Copy out the listing that follows, exact in every word, and skip the images.

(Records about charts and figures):
....
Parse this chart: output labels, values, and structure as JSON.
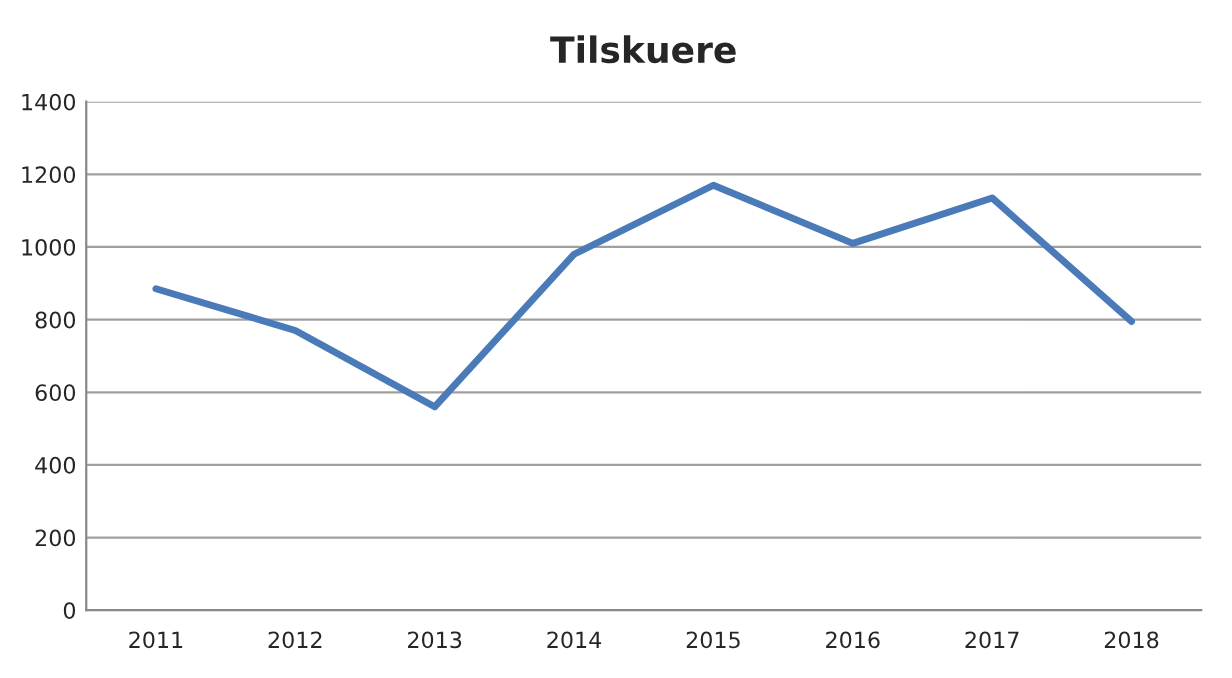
{
  "chart_data": {
    "type": "line",
    "title": "Tilskuere",
    "categories": [
      "2011",
      "2012",
      "2013",
      "2014",
      "2015",
      "2016",
      "2017",
      "2018"
    ],
    "series": [
      {
        "color": "#4a7ab8",
        "values": [
          885,
          770,
          560,
          980,
          1170,
          1010,
          1135,
          795
        ]
      }
    ],
    "ylim": [
      0,
      1400
    ],
    "yticks": [
      0,
      200,
      400,
      600,
      800,
      1000,
      1200,
      1400
    ],
    "grid": "y",
    "marker": "none",
    "line_style": "solid"
  }
}
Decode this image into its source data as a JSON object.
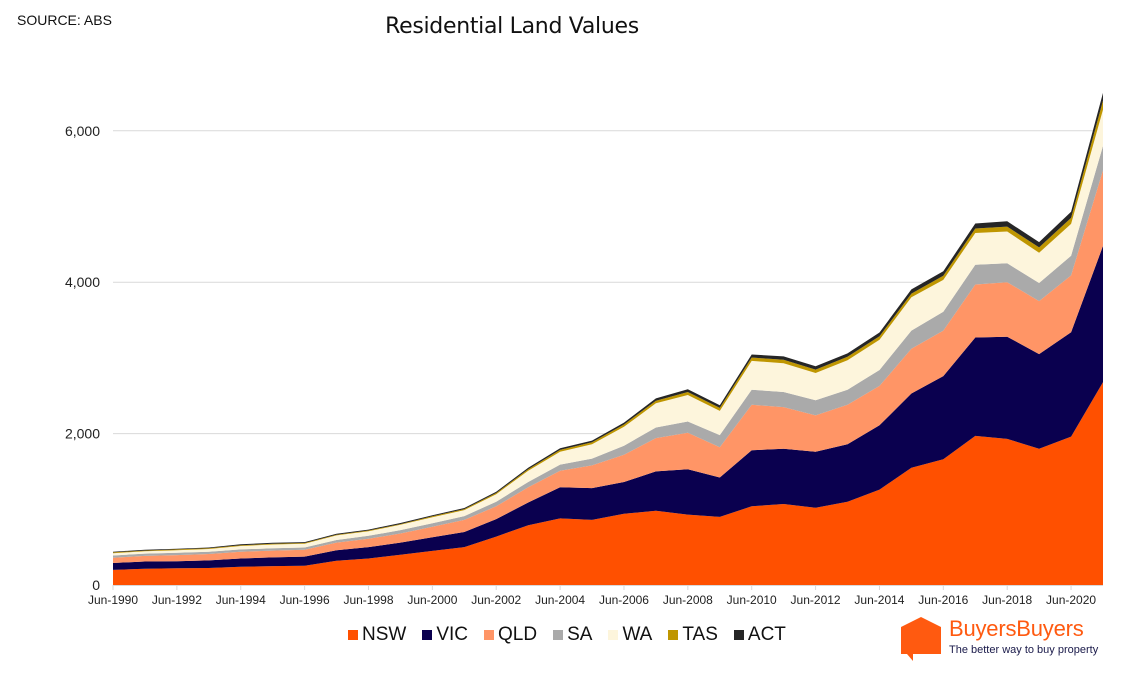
{
  "source_label": "SOURCE: ABS",
  "chart_data": {
    "type": "area",
    "stacked": true,
    "title": "Residential Land Values",
    "xlabel": "",
    "ylabel": "",
    "ylim": [
      0,
      6700
    ],
    "yticks": [
      0,
      2000,
      4000,
      6000
    ],
    "ytick_labels": [
      "0",
      "2,000",
      "4,000",
      "6,000"
    ],
    "grid": true,
    "legend_position": "bottom",
    "x": [
      "Jun-1990",
      "Jun-1991",
      "Jun-1992",
      "Jun-1993",
      "Jun-1994",
      "Jun-1995",
      "Jun-1996",
      "Jun-1997",
      "Jun-1998",
      "Jun-1999",
      "Jun-2000",
      "Jun-2001",
      "Jun-2002",
      "Jun-2003",
      "Jun-2004",
      "Jun-2005",
      "Jun-2006",
      "Jun-2007",
      "Jun-2008",
      "Jun-2009",
      "Jun-2010",
      "Jun-2011",
      "Jun-2012",
      "Jun-2013",
      "Jun-2014",
      "Jun-2015",
      "Jun-2016",
      "Jun-2017",
      "Jun-2018",
      "Jun-2019",
      "Jun-2020",
      "Jun-2021"
    ],
    "xtick_labels": [
      "Jun-1990",
      "Jun-1992",
      "Jun-1994",
      "Jun-1996",
      "Jun-1998",
      "Jun-2000",
      "Jun-2002",
      "Jun-2004",
      "Jun-2006",
      "Jun-2008",
      "Jun-2010",
      "Jun-2012",
      "Jun-2014",
      "Jun-2016",
      "Jun-2018",
      "Jun-2020"
    ],
    "series": [
      {
        "name": "NSW",
        "color": "#ff5000",
        "values": [
          200,
          215,
          220,
          225,
          240,
          250,
          255,
          320,
          350,
          400,
          450,
          500,
          640,
          790,
          880,
          860,
          940,
          980,
          930,
          900,
          1040,
          1070,
          1020,
          1100,
          1260,
          1550,
          1660,
          1970,
          1930,
          1800,
          1960,
          2680
        ]
      },
      {
        "name": "VIC",
        "color": "#0a004f",
        "values": [
          90,
          95,
          95,
          100,
          110,
          115,
          120,
          140,
          150,
          160,
          180,
          200,
          230,
          300,
          410,
          420,
          420,
          520,
          600,
          520,
          740,
          730,
          740,
          760,
          850,
          980,
          1100,
          1300,
          1350,
          1250,
          1380,
          1800
        ]
      },
      {
        "name": "QLD",
        "color": "#ff9566",
        "values": [
          70,
          75,
          80,
          85,
          90,
          90,
          90,
          100,
          110,
          120,
          140,
          160,
          170,
          200,
          220,
          300,
          360,
          440,
          480,
          400,
          600,
          550,
          480,
          520,
          520,
          590,
          600,
          700,
          720,
          700,
          750,
          1000
        ]
      },
      {
        "name": "SA",
        "color": "#aaaaaa",
        "values": [
          30,
          30,
          30,
          30,
          30,
          30,
          30,
          35,
          40,
          45,
          45,
          50,
          60,
          70,
          80,
          90,
          120,
          140,
          150,
          160,
          200,
          200,
          200,
          200,
          210,
          240,
          250,
          260,
          250,
          240,
          260,
          320
        ]
      },
      {
        "name": "WA",
        "color": "#fdf5dc",
        "values": [
          30,
          30,
          35,
          35,
          45,
          50,
          50,
          60,
          60,
          70,
          80,
          80,
          100,
          150,
          170,
          190,
          250,
          320,
          350,
          320,
          380,
          380,
          360,
          390,
          400,
          440,
          420,
          420,
          420,
          400,
          420,
          480
        ]
      },
      {
        "name": "TAS",
        "color": "#bf9600",
        "values": [
          10,
          10,
          10,
          10,
          10,
          10,
          10,
          10,
          10,
          10,
          12,
          12,
          15,
          20,
          25,
          25,
          30,
          35,
          40,
          40,
          45,
          45,
          45,
          45,
          45,
          50,
          55,
          60,
          65,
          70,
          80,
          120
        ]
      },
      {
        "name": "ACT",
        "color": "#262626",
        "values": [
          10,
          10,
          10,
          10,
          12,
          12,
          12,
          12,
          12,
          14,
          15,
          15,
          18,
          20,
          22,
          22,
          25,
          30,
          35,
          35,
          40,
          45,
          45,
          45,
          50,
          55,
          60,
          65,
          70,
          70,
          80,
          100
        ]
      }
    ]
  },
  "logo": {
    "name": "BuyersBuyers",
    "tagline": "The better way to buy property",
    "brand_color": "#ff5a10",
    "tagline_color": "#1a1a4a"
  }
}
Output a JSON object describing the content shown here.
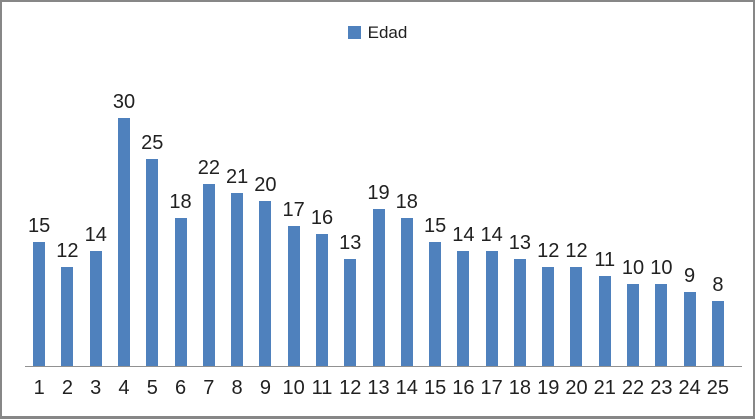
{
  "legend": {
    "label": "Edad",
    "swatch_color": "#4f81bd"
  },
  "chart_data": {
    "type": "bar",
    "title": "",
    "xlabel": "",
    "ylabel": "",
    "categories": [
      "1",
      "2",
      "3",
      "4",
      "5",
      "6",
      "7",
      "8",
      "9",
      "10",
      "11",
      "12",
      "13",
      "14",
      "15",
      "16",
      "17",
      "18",
      "19",
      "20",
      "21",
      "22",
      "23",
      "24",
      "25"
    ],
    "series": [
      {
        "name": "Edad",
        "values": [
          15,
          12,
          14,
          30,
          25,
          18,
          22,
          21,
          20,
          17,
          16,
          13,
          19,
          18,
          15,
          14,
          14,
          13,
          12,
          12,
          11,
          10,
          10,
          9,
          8
        ]
      }
    ],
    "ylim": [
      0,
      30
    ],
    "grid": false,
    "data_labels": true,
    "legend_position": "top-center",
    "bar_color": "#4f81bd",
    "axis_line_color": "#919191"
  }
}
....
(Task solution):
Parse this chart: output labels, values, and structure as JSON.
{
  "chart_data": {
    "type": "line",
    "title": "Tilskuere",
    "categories": [
      "2011",
      "2012",
      "2013",
      "2014",
      "2015",
      "2016",
      "2017",
      "2018"
    ],
    "series": [
      {
        "color": "#4a7ab8",
        "values": [
          885,
          770,
          560,
          980,
          1170,
          1010,
          1135,
          795
        ]
      }
    ],
    "ylim": [
      0,
      1400
    ],
    "yticks": [
      0,
      200,
      400,
      600,
      800,
      1000,
      1200,
      1400
    ],
    "grid": "y",
    "marker": "none",
    "line_style": "solid"
  }
}
Decode this image into its source data as a JSON object.
{
  "source_label": "SOURCE: ABS",
  "chart_data": {
    "type": "area",
    "stacked": true,
    "title": "Residential Land Values",
    "xlabel": "",
    "ylabel": "",
    "ylim": [
      0,
      6700
    ],
    "yticks": [
      0,
      2000,
      4000,
      6000
    ],
    "ytick_labels": [
      "0",
      "2,000",
      "4,000",
      "6,000"
    ],
    "grid": true,
    "legend_position": "bottom",
    "x": [
      "Jun-1990",
      "Jun-1991",
      "Jun-1992",
      "Jun-1993",
      "Jun-1994",
      "Jun-1995",
      "Jun-1996",
      "Jun-1997",
      "Jun-1998",
      "Jun-1999",
      "Jun-2000",
      "Jun-2001",
      "Jun-2002",
      "Jun-2003",
      "Jun-2004",
      "Jun-2005",
      "Jun-2006",
      "Jun-2007",
      "Jun-2008",
      "Jun-2009",
      "Jun-2010",
      "Jun-2011",
      "Jun-2012",
      "Jun-2013",
      "Jun-2014",
      "Jun-2015",
      "Jun-2016",
      "Jun-2017",
      "Jun-2018",
      "Jun-2019",
      "Jun-2020",
      "Jun-2021"
    ],
    "xtick_labels": [
      "Jun-1990",
      "Jun-1992",
      "Jun-1994",
      "Jun-1996",
      "Jun-1998",
      "Jun-2000",
      "Jun-2002",
      "Jun-2004",
      "Jun-2006",
      "Jun-2008",
      "Jun-2010",
      "Jun-2012",
      "Jun-2014",
      "Jun-2016",
      "Jun-2018",
      "Jun-2020"
    ],
    "series": [
      {
        "name": "NSW",
        "color": "#ff5000",
        "values": [
          200,
          215,
          220,
          225,
          240,
          250,
          255,
          320,
          350,
          400,
          450,
          500,
          640,
          790,
          880,
          860,
          940,
          980,
          930,
          900,
          1040,
          1070,
          1020,
          1100,
          1260,
          1550,
          1660,
          1970,
          1930,
          1800,
          1960,
          2680
        ]
      },
      {
        "name": "VIC",
        "color": "#0a004f",
        "values": [
          90,
          95,
          95,
          100,
          110,
          115,
          120,
          140,
          150,
          160,
          180,
          200,
          230,
          300,
          410,
          420,
          420,
          520,
          600,
          520,
          740,
          730,
          740,
          760,
          850,
          980,
          1100,
          1300,
          1350,
          1250,
          1380,
          1800
        ]
      },
      {
        "name": "QLD",
        "color": "#ff9566",
        "values": [
          70,
          75,
          80,
          85,
          90,
          90,
          90,
          100,
          110,
          120,
          140,
          160,
          170,
          200,
          220,
          300,
          360,
          440,
          480,
          400,
          600,
          550,
          480,
          520,
          520,
          590,
          600,
          700,
          720,
          700,
          750,
          1000
        ]
      },
      {
        "name": "SA",
        "color": "#aaaaaa",
        "values": [
          30,
          30,
          30,
          30,
          30,
          30,
          30,
          35,
          40,
          45,
          45,
          50,
          60,
          70,
          80,
          90,
          120,
          140,
          150,
          160,
          200,
          200,
          200,
          200,
          210,
          240,
          250,
          260,
          250,
          240,
          260,
          320
        ]
      },
      {
        "name": "WA",
        "color": "#fdf5dc",
        "values": [
          30,
          30,
          35,
          35,
          45,
          50,
          50,
          60,
          60,
          70,
          80,
          80,
          100,
          150,
          170,
          190,
          250,
          320,
          350,
          320,
          380,
          380,
          360,
          390,
          400,
          440,
          420,
          420,
          420,
          400,
          420,
          480
        ]
      },
      {
        "name": "TAS",
        "color": "#bf9600",
        "values": [
          10,
          10,
          10,
          10,
          10,
          10,
          10,
          10,
          10,
          10,
          12,
          12,
          15,
          20,
          25,
          25,
          30,
          35,
          40,
          40,
          45,
          45,
          45,
          45,
          45,
          50,
          55,
          60,
          65,
          70,
          80,
          120
        ]
      },
      {
        "name": "ACT",
        "color": "#262626",
        "values": [
          10,
          10,
          10,
          10,
          12,
          12,
          12,
          12,
          12,
          14,
          15,
          15,
          18,
          20,
          22,
          22,
          25,
          30,
          35,
          35,
          40,
          45,
          45,
          45,
          50,
          55,
          60,
          65,
          70,
          70,
          80,
          100
        ]
      }
    ]
  },
  "logo": {
    "name": "BuyersBuyers",
    "tagline": "The better way to buy property",
    "brand_color": "#ff5a10",
    "tagline_color": "#1a1a4a"
  }
}
Output a JSON object describing the content shown here.
{
  "legend": {
    "label": "Edad",
    "swatch_color": "#4f81bd"
  },
  "chart_data": {
    "type": "bar",
    "title": "",
    "xlabel": "",
    "ylabel": "",
    "categories": [
      "1",
      "2",
      "3",
      "4",
      "5",
      "6",
      "7",
      "8",
      "9",
      "10",
      "11",
      "12",
      "13",
      "14",
      "15",
      "16",
      "17",
      "18",
      "19",
      "20",
      "21",
      "22",
      "23",
      "24",
      "25"
    ],
    "series": [
      {
        "name": "Edad",
        "values": [
          15,
          12,
          14,
          30,
          25,
          18,
          22,
          21,
          20,
          17,
          16,
          13,
          19,
          18,
          15,
          14,
          14,
          13,
          12,
          12,
          11,
          10,
          10,
          9,
          8
        ]
      }
    ],
    "ylim": [
      0,
      30
    ],
    "grid": false,
    "data_labels": true,
    "legend_position": "top-center",
    "bar_color": "#4f81bd",
    "axis_line_color": "#919191"
  }
}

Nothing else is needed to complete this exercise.